## REQUIRED WORK
Give the number of lines in the entries that contain "this". State only the count.
##### RECORDED DATA #####
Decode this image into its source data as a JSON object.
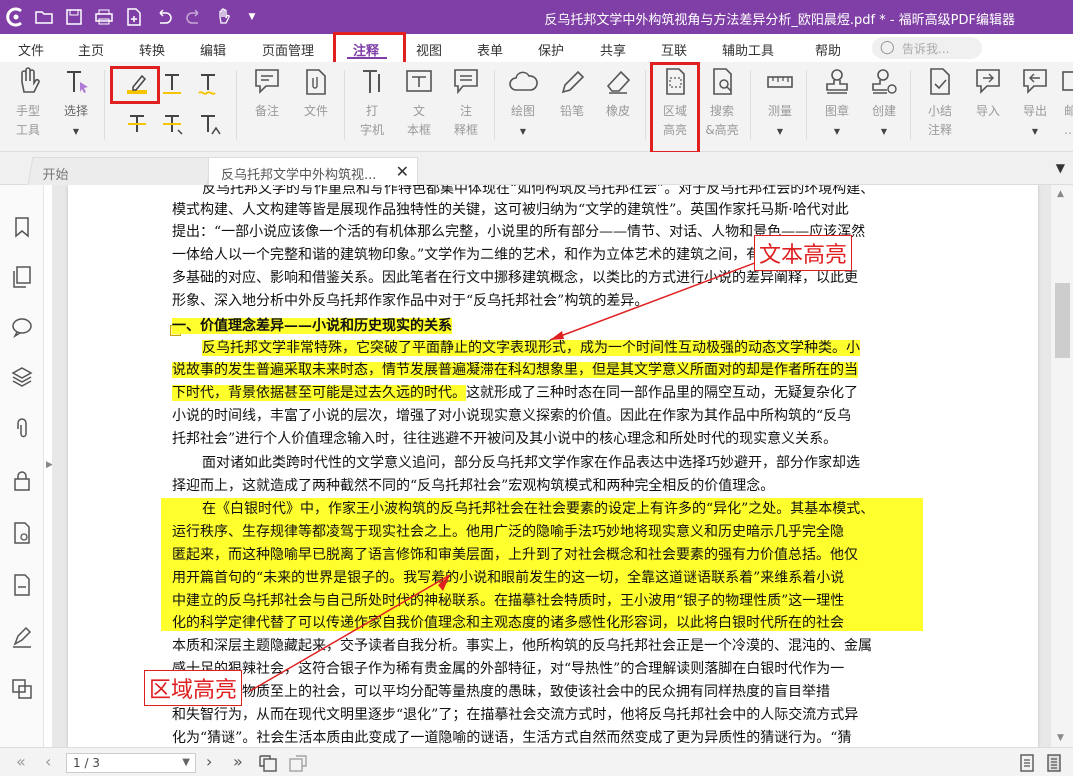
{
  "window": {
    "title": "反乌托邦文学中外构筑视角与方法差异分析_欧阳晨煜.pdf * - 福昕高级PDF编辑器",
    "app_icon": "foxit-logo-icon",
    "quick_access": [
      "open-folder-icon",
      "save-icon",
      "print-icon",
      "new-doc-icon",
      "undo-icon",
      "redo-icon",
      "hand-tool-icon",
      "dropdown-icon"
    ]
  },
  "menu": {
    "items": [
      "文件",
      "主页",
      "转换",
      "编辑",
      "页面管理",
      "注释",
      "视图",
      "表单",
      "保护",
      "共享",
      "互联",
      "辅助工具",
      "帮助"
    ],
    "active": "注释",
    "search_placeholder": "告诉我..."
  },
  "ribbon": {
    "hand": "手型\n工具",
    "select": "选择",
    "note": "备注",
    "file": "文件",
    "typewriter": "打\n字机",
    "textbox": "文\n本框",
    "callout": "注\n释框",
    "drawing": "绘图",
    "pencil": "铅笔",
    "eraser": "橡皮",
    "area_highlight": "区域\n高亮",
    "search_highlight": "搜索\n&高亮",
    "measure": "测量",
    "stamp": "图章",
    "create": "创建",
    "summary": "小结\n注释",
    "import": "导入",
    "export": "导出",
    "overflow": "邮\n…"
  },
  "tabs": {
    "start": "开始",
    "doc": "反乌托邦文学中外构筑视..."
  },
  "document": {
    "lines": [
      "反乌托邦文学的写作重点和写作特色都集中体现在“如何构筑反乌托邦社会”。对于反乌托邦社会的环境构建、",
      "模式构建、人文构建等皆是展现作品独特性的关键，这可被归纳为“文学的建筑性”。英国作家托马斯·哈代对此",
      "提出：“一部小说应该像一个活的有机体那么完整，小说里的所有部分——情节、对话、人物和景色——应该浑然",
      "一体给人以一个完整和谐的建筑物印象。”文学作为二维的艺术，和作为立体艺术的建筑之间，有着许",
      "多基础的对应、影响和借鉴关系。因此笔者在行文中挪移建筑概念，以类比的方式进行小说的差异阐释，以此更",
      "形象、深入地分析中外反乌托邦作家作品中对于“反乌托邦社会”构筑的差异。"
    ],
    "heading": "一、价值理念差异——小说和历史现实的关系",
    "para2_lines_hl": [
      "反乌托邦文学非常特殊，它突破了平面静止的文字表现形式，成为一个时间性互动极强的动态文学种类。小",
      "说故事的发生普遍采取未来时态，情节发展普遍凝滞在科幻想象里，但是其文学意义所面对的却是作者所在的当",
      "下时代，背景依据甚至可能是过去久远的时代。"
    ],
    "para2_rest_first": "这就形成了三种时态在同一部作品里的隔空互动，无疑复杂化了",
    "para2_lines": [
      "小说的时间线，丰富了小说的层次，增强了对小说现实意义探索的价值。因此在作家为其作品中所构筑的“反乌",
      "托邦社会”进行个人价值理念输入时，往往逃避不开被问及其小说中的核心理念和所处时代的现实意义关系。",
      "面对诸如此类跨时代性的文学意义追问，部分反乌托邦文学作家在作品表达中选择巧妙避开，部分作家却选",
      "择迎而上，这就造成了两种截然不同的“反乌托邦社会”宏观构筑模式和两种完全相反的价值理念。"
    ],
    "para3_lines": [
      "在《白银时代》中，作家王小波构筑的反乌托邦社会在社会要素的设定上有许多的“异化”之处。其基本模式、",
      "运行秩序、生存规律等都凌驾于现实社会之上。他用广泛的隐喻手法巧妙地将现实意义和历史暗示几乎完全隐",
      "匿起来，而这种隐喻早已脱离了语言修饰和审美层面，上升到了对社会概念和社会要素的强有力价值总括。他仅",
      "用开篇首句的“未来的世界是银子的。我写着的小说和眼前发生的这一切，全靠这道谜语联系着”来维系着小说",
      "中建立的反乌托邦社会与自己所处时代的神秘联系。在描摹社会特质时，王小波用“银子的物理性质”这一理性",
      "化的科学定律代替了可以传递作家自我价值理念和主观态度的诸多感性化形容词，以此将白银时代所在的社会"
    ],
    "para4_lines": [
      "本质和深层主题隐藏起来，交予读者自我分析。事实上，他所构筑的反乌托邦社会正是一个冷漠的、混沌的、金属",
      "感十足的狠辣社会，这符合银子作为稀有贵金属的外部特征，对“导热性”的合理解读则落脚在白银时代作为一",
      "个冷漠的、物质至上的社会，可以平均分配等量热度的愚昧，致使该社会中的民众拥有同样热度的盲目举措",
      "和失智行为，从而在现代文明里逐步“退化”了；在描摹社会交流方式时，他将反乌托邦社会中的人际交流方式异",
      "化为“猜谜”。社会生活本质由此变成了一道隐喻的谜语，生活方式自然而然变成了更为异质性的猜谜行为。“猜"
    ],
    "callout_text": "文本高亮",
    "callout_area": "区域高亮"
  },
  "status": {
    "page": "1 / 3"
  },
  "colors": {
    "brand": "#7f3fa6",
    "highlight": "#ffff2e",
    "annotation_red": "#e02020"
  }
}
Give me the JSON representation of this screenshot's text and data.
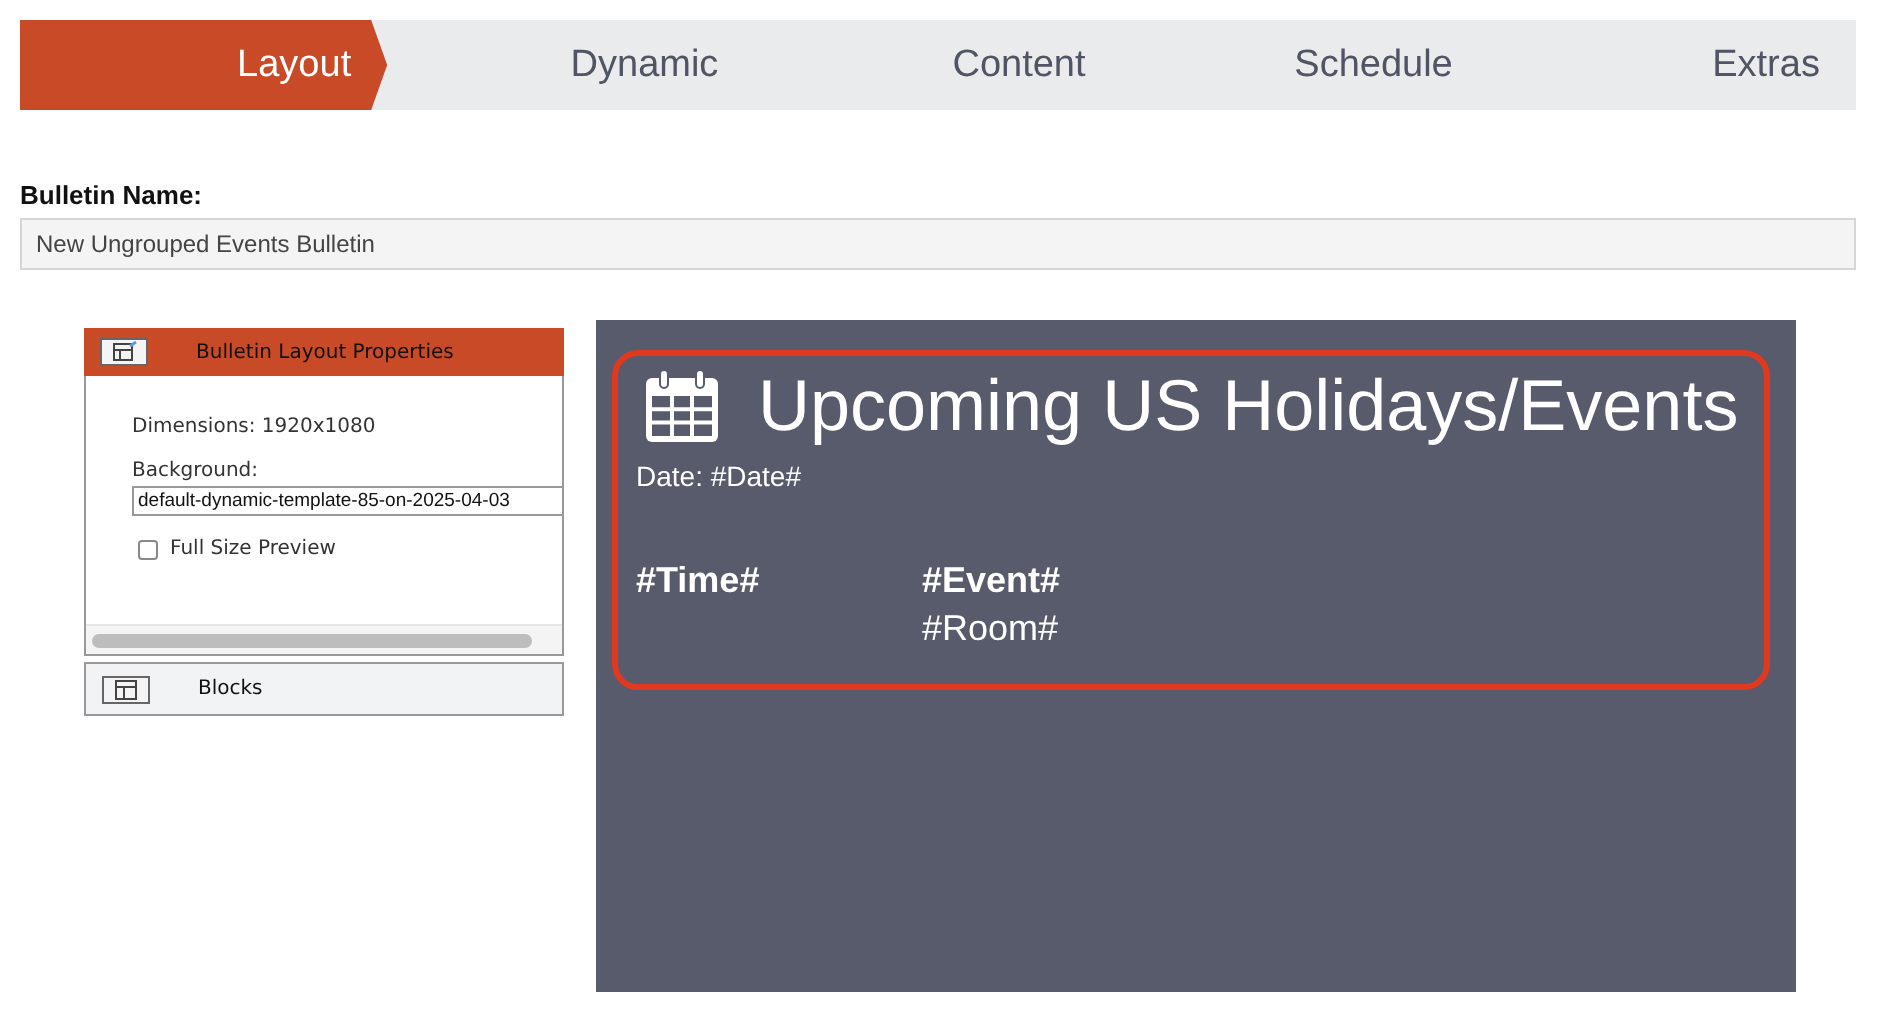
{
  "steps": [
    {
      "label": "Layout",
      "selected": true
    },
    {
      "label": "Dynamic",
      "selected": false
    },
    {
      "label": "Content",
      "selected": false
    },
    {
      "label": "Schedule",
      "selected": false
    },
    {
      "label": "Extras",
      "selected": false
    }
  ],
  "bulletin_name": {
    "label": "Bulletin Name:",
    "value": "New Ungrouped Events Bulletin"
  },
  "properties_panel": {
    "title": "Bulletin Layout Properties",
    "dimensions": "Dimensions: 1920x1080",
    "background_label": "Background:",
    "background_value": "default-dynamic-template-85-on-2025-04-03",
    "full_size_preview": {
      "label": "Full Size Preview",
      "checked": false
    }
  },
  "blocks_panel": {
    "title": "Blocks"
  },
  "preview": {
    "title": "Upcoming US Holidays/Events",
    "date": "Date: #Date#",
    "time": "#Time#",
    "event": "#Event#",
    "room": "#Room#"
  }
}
#####
## TASK ANSWER
2